Stored items
━━━━
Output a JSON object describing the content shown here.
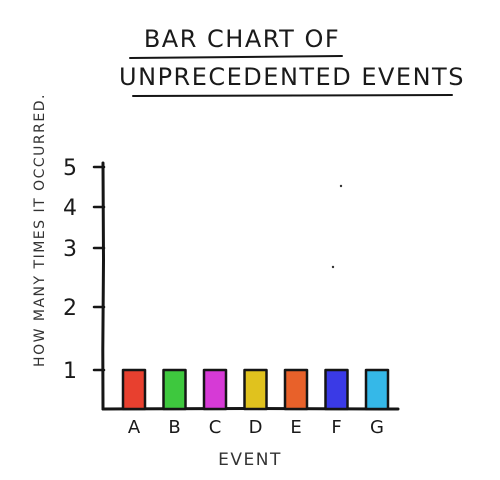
{
  "chart_data": {
    "type": "bar",
    "title_lines": [
      "BAR CHART OF",
      "UNPRECEDENTED EVENTS"
    ],
    "xlabel": "EVENT",
    "ylabel": "HOW MANY TIMES IT OCCURRED.",
    "categories": [
      "A",
      "B",
      "C",
      "D",
      "E",
      "F",
      "G"
    ],
    "values": [
      1,
      1,
      1,
      1,
      1,
      1,
      1
    ],
    "colors": [
      "#e8402f",
      "#3ec83e",
      "#d63ad6",
      "#e0c21e",
      "#e8612a",
      "#3a3ae6",
      "#35b8e8"
    ],
    "ylim": [
      0,
      5
    ],
    "yticks": [
      1,
      2,
      3,
      4,
      5
    ],
    "ytick_labels": [
      "1",
      "2",
      "3",
      "4",
      "5"
    ],
    "grid": false,
    "legend": "none"
  }
}
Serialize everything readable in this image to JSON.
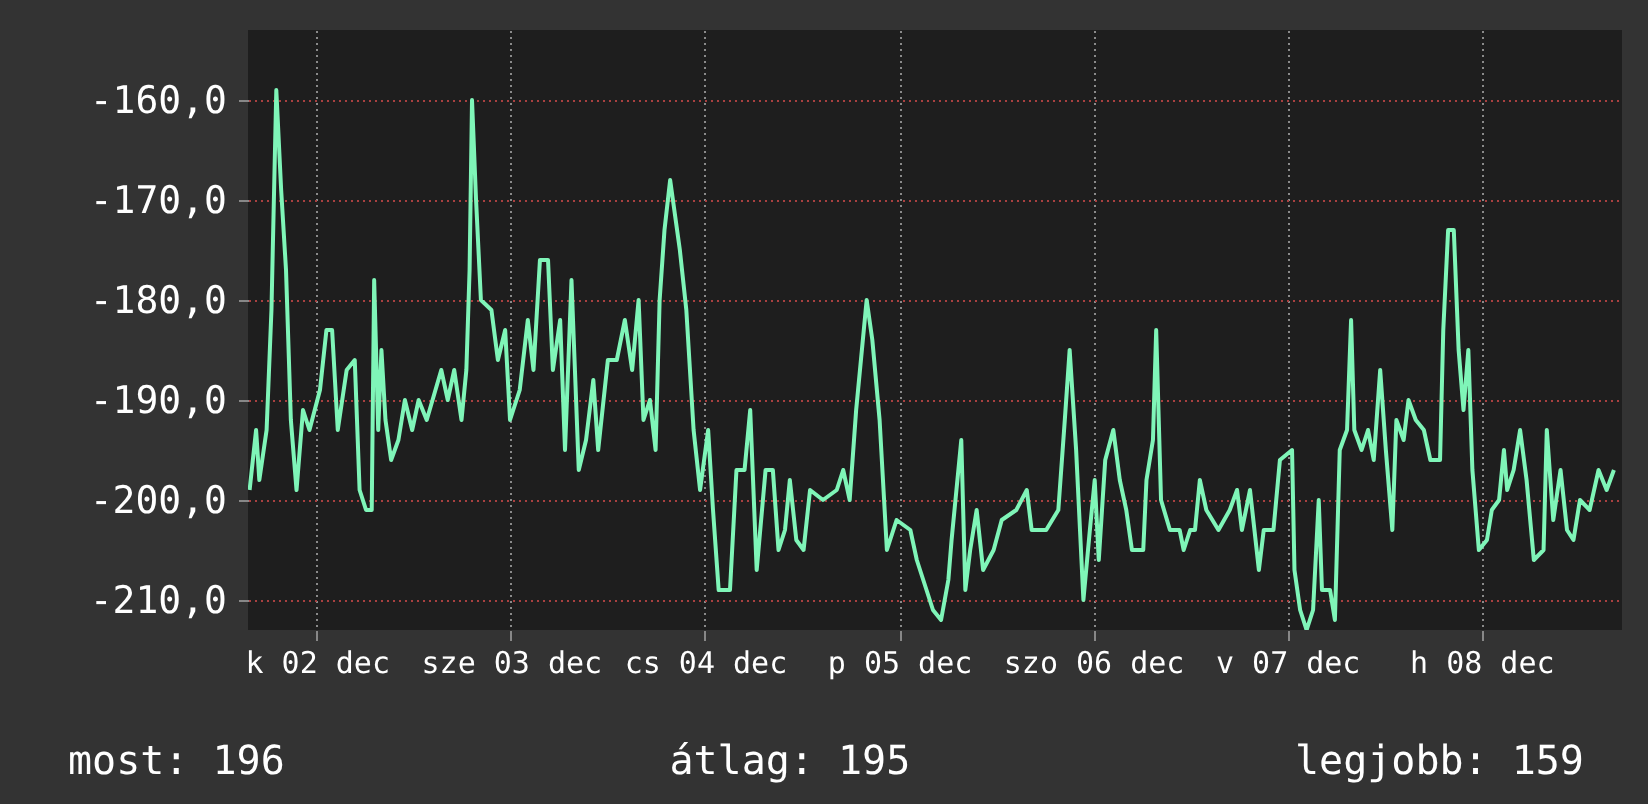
{
  "chart_data": {
    "type": "line",
    "x": [
      "--12-02T03:42",
      "--12-02T04:30",
      "--12-02T04:54",
      "--12-02T05:48",
      "--12-02T06:24",
      "--12-02T07:00",
      "--12-02T07:36",
      "--12-02T08:12",
      "--12-02T08:48",
      "--12-02T09:30",
      "--12-02T10:18",
      "--12-02T11:06",
      "--12-02T12:24",
      "--12-02T13:12",
      "--12-02T13:54",
      "--12-02T14:36",
      "--12-02T15:42",
      "--12-02T16:42",
      "--12-02T17:18",
      "--12-02T18:06",
      "--12-02T18:48",
      "--12-02T19:06",
      "--12-02T19:36",
      "--12-02T20:00",
      "--12-02T20:30",
      "--12-02T21:12",
      "--12-02T22:06",
      "--12-02T22:54",
      "--12-02T23:48",
      "--12-03T00:36",
      "--12-03T01:36",
      "--12-03T03:24",
      "--12-03T04:12",
      "--12-03T05:00",
      "--12-03T05:54",
      "--12-03T06:30",
      "--12-03T06:54",
      "--12-03T07:12",
      "--12-03T07:42",
      "--12-03T08:18",
      "--12-03T09:36",
      "--12-03T10:24",
      "--12-03T11:18",
      "--12-03T11:54",
      "--12-03T13:06",
      "--12-03T14:06",
      "--12-03T14:48",
      "--12-03T15:36",
      "--12-03T16:36",
      "--12-03T17:12",
      "--12-03T18:06",
      "--12-03T18:42",
      "--12-03T19:30",
      "--12-03T20:24",
      "--12-03T21:18",
      "--12-03T22:12",
      "--12-03T22:48",
      "--12-04T00:00",
      "--12-04T01:06",
      "--12-04T02:06",
      "--12-04T03:00",
      "--12-04T03:48",
      "--12-04T04:24",
      "--12-04T05:12",
      "--12-04T05:54",
      "--12-04T06:24",
      "--12-04T07:00",
      "--12-04T07:42",
      "--12-04T08:54",
      "--12-04T09:42",
      "--12-04T10:36",
      "--12-04T11:24",
      "--12-04T12:24",
      "--12-04T13:00",
      "--12-04T13:42",
      "--12-04T15:06",
      "--12-04T15:54",
      "--12-04T16:54",
      "--12-04T17:36",
      "--12-04T18:24",
      "--12-04T19:30",
      "--12-04T20:24",
      "--12-04T21:06",
      "--12-04T21:54",
      "--12-04T22:30",
      "--12-04T23:18",
      "--12-05T00:12",
      "--12-05T01:00",
      "--12-05T02:36",
      "--12-05T04:18",
      "--12-05T05:06",
      "--12-05T05:54",
      "--12-05T06:42",
      "--12-05T08:00",
      "--12-05T08:42",
      "--12-05T09:36",
      "--12-05T10:30",
      "--12-05T11:42",
      "--12-05T13:24",
      "--12-05T14:12",
      "--12-05T15:24",
      "--12-05T16:12",
      "--12-05T17:12",
      "--12-05T18:06",
      "--12-05T18:30",
      "--12-05T19:42",
      "--12-05T20:12",
      "--12-05T20:48",
      "--12-05T21:36",
      "--12-05T22:24",
      "--12-05T23:42",
      "--12-06T00:42",
      "--12-06T02:30",
      "--12-06T03:48",
      "--12-06T04:24",
      "--12-06T06:12",
      "--12-06T07:42",
      "--12-06T08:30",
      "--12-06T09:06",
      "--12-06T09:54",
      "--12-06T10:48",
      "--12-06T11:36",
      "--12-06T12:12",
      "--12-06T12:42",
      "--12-06T13:30",
      "--12-06T14:30",
      "--12-06T15:18",
      "--12-06T16:06",
      "--12-06T16:48",
      "--12-06T18:12",
      "--12-06T18:36",
      "--12-06T19:24",
      "--12-06T19:48",
      "--12-06T20:24",
      "--12-06T21:30",
      "--12-06T22:42",
      "--12-06T23:12",
      "--12-07T00:00",
      "--12-07T00:36",
      "--12-07T01:12",
      "--12-07T02:00",
      "--12-07T03:30",
      "--12-07T04:54",
      "--12-07T05:48",
      "--12-07T06:24",
      "--12-07T07:24",
      "--12-07T08:30",
      "--12-07T09:06",
      "--12-07T10:18",
      "--12-07T11:06",
      "--12-07T12:36",
      "--12-07T12:54",
      "--12-07T13:36",
      "--12-07T14:24",
      "--12-07T15:12",
      "--12-07T15:54",
      "--12-07T16:18",
      "--12-07T17:18",
      "--12-07T17:54",
      "--12-07T18:30",
      "--12-07T19:24",
      "--12-07T19:54",
      "--12-07T20:18",
      "--12-07T21:12",
      "--12-07T22:00",
      "--12-07T22:42",
      "--12-07T23:30",
      "--12-08T00:12",
      "--12-08T01:00",
      "--12-08T01:30",
      "--12-08T02:24",
      "--12-08T03:00",
      "--12-08T03:54",
      "--12-08T04:54",
      "--12-08T05:42",
      "--12-08T06:54",
      "--12-08T07:18",
      "--12-08T07:54",
      "--12-08T08:36",
      "--12-08T09:12",
      "--12-08T09:48",
      "--12-08T10:24",
      "--12-08T10:54",
      "--12-08T11:42",
      "--12-08T12:42",
      "--12-08T13:18",
      "--12-08T14:12",
      "--12-08T14:48",
      "--12-08T15:12",
      "--12-08T16:00",
      "--12-08T16:48",
      "--12-08T17:36",
      "--12-08T18:30",
      "--12-08T19:42",
      "--12-08T20:06",
      "--12-08T20:54",
      "--12-08T21:48",
      "--12-08T22:36",
      "--12-08T23:24",
      "--12-09T00:12",
      "--12-09T01:24",
      "--12-09T02:30",
      "--12-09T03:30",
      "--12-09T04:24"
    ],
    "series": [
      {
        "color": "#7ff5b8",
        "values": [
          -199,
          -193,
          -198,
          -193,
          -181,
          -159,
          -169,
          -177,
          -192,
          -199,
          -191,
          -193,
          -189,
          -183,
          -183,
          -193,
          -187,
          -186,
          -199,
          -201,
          -201,
          -178,
          -193,
          -185,
          -192,
          -196,
          -194,
          -190,
          -193,
          -190,
          -192,
          -187,
          -190,
          -187,
          -192,
          -187,
          -177,
          -160,
          -170,
          -180,
          -181,
          -186,
          -183,
          -192,
          -189,
          -182,
          -187,
          -176,
          -176,
          -187,
          -182,
          -195,
          -178,
          -197,
          -194,
          -188,
          -195,
          -186,
          -186,
          -182,
          -187,
          -180,
          -192,
          -190,
          -195,
          -180,
          -173,
          -168,
          -175,
          -181,
          -193,
          -199,
          -193,
          -201,
          -209,
          -209,
          -197,
          -197,
          -191,
          -207,
          -197,
          -197,
          -205,
          -203,
          -198,
          -204,
          -205,
          -199,
          -200,
          -199,
          -197,
          -200,
          -191,
          -180,
          -184,
          -192,
          -205,
          -202,
          -203,
          -206,
          -209,
          -211,
          -212,
          -208,
          -204,
          -194,
          -209,
          -205,
          -201,
          -207,
          -205,
          -202,
          -201,
          -199,
          -203,
          -203,
          -201,
          -192,
          -185,
          -195,
          -210,
          -203,
          -198,
          -206,
          -196,
          -193,
          -198,
          -201,
          -205,
          -205,
          -198,
          -194,
          -183,
          -200,
          -203,
          -203,
          -205,
          -203,
          -203,
          -198,
          -201,
          -203,
          -201,
          -199,
          -203,
          -199,
          -207,
          -203,
          -203,
          -196,
          -195,
          -207,
          -211,
          -213,
          -211,
          -200,
          -209,
          -209,
          -212,
          -195,
          -193,
          -182,
          -193,
          -195,
          -193,
          -196,
          -187,
          -195,
          -203,
          -192,
          -194,
          -190,
          -192,
          -193,
          -196,
          -196,
          -183,
          -173,
          -173,
          -185,
          -191,
          -185,
          -197,
          -205,
          -204,
          -201,
          -200,
          -195,
          -199,
          -197,
          -193,
          -198,
          -206,
          -205,
          -193,
          -202,
          -197,
          -203,
          -204,
          -200,
          -201,
          -197,
          -199,
          -197
        ]
      }
    ],
    "xlim": [
      "--12-02T03:30",
      "--12-09T05:24"
    ],
    "xticks": [
      {
        "value": "--12-02T12:00",
        "label": "k 02 dec"
      },
      {
        "value": "--12-03T12:00",
        "label": "sze 03 dec"
      },
      {
        "value": "--12-04T12:00",
        "label": "cs 04 dec"
      },
      {
        "value": "--12-05T12:00",
        "label": "p 05 dec"
      },
      {
        "value": "--12-06T12:00",
        "label": "szo 06 dec"
      },
      {
        "value": "--12-07T12:00",
        "label": "v 07 dec"
      },
      {
        "value": "--12-08T12:00",
        "label": "h 08 dec"
      }
    ],
    "ylim": [
      -213,
      -153
    ],
    "yticks": [
      {
        "value": -160,
        "label": "-160,0"
      },
      {
        "value": -170,
        "label": "-170,0"
      },
      {
        "value": -180,
        "label": "-180,0"
      },
      {
        "value": -190,
        "label": "-190,0"
      },
      {
        "value": -200,
        "label": "-200,0"
      },
      {
        "value": -210,
        "label": "-210,0"
      }
    ],
    "grid": true,
    "annotations": [
      "most: 196",
      "átlag: 195",
      "legjobb: 159"
    ]
  }
}
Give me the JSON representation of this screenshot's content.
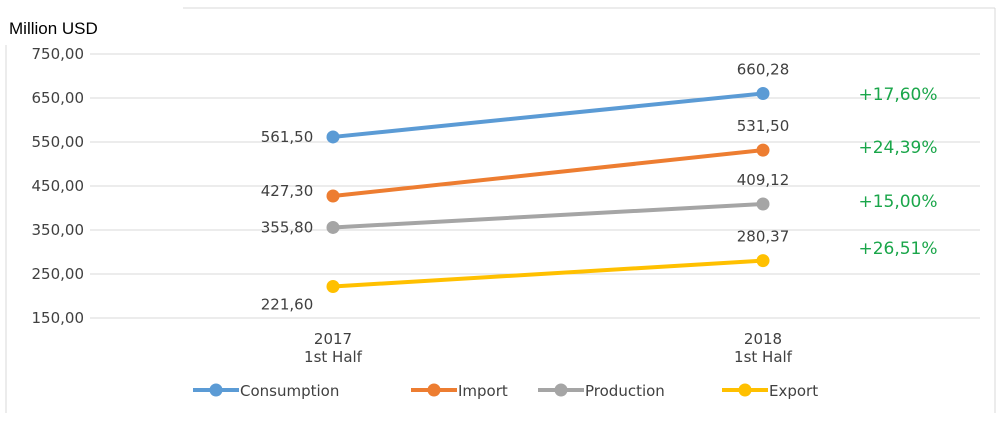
{
  "chart_data": {
    "type": "line",
    "ylabel": "Million USD",
    "ylim": [
      150,
      750
    ],
    "yticks": [
      "750,00",
      "650,00",
      "550,00",
      "450,00",
      "350,00",
      "250,00",
      "150,00"
    ],
    "categories": [
      {
        "line1": "2017",
        "line2": "1st Half"
      },
      {
        "line1": "2018",
        "line2": "1st Half"
      }
    ],
    "grid": "horizontal",
    "legend_position": "bottom",
    "series": [
      {
        "name": "Consumption",
        "color": "#5b9bd5",
        "values": [
          561.5,
          660.28
        ],
        "labels": [
          "561,50",
          "660,28"
        ],
        "change": "+17,60%"
      },
      {
        "name": "Import",
        "color": "#ed7d31",
        "values": [
          427.3,
          531.5
        ],
        "labels": [
          "427,30",
          "531,50"
        ],
        "change": "+24,39%"
      },
      {
        "name": "Production",
        "color": "#a5a5a5",
        "values": [
          355.8,
          409.12
        ],
        "labels": [
          "355,80",
          "409,12"
        ],
        "change": "+15,00%"
      },
      {
        "name": "Export",
        "color": "#ffc000",
        "values": [
          221.6,
          280.37
        ],
        "labels": [
          "221,60",
          "280,37"
        ],
        "change": "+26,51%"
      }
    ]
  }
}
━━━━
Objective:
What is the number of lines in the records above that include the word "ylabel"? Reply with that number and nothing more.

Exercise solution:
2